WORK TO COMPLETE
Only lines with the string "когда" matter here; gather them from the material below.

RECORDS PROVIDED

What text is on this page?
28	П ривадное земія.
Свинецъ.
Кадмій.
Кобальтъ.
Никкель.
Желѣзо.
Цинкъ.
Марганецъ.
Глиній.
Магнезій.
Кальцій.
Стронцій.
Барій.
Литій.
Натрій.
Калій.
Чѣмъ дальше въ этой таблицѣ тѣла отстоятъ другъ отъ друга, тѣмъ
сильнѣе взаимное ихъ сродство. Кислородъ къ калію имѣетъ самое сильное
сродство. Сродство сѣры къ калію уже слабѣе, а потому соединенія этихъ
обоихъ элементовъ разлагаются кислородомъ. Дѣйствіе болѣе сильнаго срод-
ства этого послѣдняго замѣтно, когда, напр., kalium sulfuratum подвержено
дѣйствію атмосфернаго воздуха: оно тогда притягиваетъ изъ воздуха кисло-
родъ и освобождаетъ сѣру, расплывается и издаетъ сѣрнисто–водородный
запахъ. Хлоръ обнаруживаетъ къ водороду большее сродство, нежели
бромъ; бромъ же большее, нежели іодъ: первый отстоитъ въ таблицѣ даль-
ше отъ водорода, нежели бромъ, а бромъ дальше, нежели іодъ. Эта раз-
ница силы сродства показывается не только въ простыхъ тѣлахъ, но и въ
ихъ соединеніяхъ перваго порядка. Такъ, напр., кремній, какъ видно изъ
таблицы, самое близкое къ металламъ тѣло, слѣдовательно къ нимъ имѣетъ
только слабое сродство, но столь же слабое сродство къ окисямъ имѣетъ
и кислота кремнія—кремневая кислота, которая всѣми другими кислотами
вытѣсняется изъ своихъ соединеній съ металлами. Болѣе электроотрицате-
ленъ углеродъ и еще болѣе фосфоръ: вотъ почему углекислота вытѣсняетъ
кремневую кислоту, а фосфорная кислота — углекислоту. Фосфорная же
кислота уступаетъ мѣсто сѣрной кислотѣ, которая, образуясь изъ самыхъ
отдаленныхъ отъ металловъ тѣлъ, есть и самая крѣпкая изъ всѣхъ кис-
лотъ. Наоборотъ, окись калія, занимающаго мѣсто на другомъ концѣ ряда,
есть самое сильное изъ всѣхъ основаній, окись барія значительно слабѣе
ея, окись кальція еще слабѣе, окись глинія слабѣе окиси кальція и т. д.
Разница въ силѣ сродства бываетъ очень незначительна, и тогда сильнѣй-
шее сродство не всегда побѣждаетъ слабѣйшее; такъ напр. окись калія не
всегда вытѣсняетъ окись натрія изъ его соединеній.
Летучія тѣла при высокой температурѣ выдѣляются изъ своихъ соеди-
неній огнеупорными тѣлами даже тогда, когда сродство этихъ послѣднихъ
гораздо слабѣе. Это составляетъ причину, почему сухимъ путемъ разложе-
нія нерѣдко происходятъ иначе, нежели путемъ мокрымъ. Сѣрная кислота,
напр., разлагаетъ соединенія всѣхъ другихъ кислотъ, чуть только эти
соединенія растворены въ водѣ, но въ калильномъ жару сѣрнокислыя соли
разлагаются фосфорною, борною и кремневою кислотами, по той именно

CORRECT RESPONSE
ства этого послѣдняго замѣтно, когда, напр., kalium sulfuratum подвержено
неній огнеупорными тѣлами даже тогда, когда сродство этихъ послѣднихъ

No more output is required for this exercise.